[Extracted records]

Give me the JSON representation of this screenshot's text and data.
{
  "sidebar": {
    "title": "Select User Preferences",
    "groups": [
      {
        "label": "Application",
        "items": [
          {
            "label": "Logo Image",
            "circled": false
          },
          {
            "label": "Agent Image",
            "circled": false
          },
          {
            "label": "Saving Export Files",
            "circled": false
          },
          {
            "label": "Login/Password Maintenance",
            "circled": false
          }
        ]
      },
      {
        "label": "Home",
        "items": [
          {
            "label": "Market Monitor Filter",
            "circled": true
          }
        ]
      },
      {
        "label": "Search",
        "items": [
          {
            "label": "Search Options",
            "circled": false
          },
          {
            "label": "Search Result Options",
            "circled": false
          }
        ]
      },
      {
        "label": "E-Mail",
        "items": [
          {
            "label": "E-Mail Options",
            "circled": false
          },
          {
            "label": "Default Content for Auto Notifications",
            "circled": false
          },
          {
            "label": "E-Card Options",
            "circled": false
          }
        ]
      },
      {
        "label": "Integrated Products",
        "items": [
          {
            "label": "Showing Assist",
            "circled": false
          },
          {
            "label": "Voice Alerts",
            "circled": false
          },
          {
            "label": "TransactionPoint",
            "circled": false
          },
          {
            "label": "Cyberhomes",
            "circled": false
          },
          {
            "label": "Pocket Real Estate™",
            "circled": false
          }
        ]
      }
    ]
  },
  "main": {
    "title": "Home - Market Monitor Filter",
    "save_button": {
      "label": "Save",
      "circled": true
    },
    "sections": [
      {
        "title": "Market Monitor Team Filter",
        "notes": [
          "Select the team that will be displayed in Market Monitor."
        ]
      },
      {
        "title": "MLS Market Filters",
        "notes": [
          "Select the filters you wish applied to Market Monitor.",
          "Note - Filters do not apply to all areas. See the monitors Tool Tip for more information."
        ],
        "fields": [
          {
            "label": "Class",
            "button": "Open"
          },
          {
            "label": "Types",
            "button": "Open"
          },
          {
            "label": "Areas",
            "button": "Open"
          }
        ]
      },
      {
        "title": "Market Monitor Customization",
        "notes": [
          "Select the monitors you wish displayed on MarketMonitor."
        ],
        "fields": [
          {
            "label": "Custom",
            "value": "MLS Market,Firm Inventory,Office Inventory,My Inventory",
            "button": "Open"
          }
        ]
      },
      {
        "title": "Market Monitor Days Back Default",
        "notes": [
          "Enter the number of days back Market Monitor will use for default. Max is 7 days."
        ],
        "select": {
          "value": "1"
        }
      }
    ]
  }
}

WHAT THE TASK REQUIRES: Set all of the entries down again, exactly as they were given.

CORRECT RESULT:
Give me the JSON representation of this screenshot's text and data.
{
  "sidebar": {
    "title": "Select User Preferences",
    "groups": [
      {
        "label": "Application",
        "items": [
          {
            "label": "Logo Image",
            "circled": false
          },
          {
            "label": "Agent Image",
            "circled": false
          },
          {
            "label": "Saving Export Files",
            "circled": false
          },
          {
            "label": "Login/Password Maintenance",
            "circled": false
          }
        ]
      },
      {
        "label": "Home",
        "items": [
          {
            "label": "Market Monitor Filter",
            "circled": true
          }
        ]
      },
      {
        "label": "Search",
        "items": [
          {
            "label": "Search Options",
            "circled": false
          },
          {
            "label": "Search Result Options",
            "circled": false
          }
        ]
      },
      {
        "label": "E-Mail",
        "items": [
          {
            "label": "E-Mail Options",
            "circled": false
          },
          {
            "label": "Default Content for Auto Notifications",
            "circled": false
          },
          {
            "label": "E-Card Options",
            "circled": false
          }
        ]
      },
      {
        "label": "Integrated Products",
        "items": [
          {
            "label": "Showing Assist",
            "circled": false
          },
          {
            "label": "Voice Alerts",
            "circled": false
          },
          {
            "label": "TransactionPoint",
            "circled": false
          },
          {
            "label": "Cyberhomes",
            "circled": false
          },
          {
            "label": "Pocket Real Estate™",
            "circled": false
          }
        ]
      }
    ]
  },
  "main": {
    "title": "Home - Market Monitor Filter",
    "save_button": {
      "label": "Save",
      "circled": true
    },
    "sections": [
      {
        "title": "Market Monitor Team Filter",
        "notes": [
          "Select the team that will be displayed in Market Monitor."
        ]
      },
      {
        "title": "MLS Market Filters",
        "notes": [
          "Select the filters you wish applied to Market Monitor.",
          "Note - Filters do not apply to all areas. See the monitors Tool Tip for more information."
        ],
        "fields": [
          {
            "label": "Class",
            "button": "Open"
          },
          {
            "label": "Types",
            "button": "Open"
          },
          {
            "label": "Areas",
            "button": "Open"
          }
        ]
      },
      {
        "title": "Market Monitor Customization",
        "notes": [
          "Select the monitors you wish displayed on MarketMonitor."
        ],
        "fields": [
          {
            "label": "Custom",
            "value": "MLS Market,Firm Inventory,Office Inventory,My Inventory",
            "button": "Open"
          }
        ]
      },
      {
        "title": "Market Monitor Days Back Default",
        "notes": [
          "Enter the number of days back Market Monitor will use for default. Max is 7 days."
        ],
        "select": {
          "value": "1"
        }
      }
    ]
  }
}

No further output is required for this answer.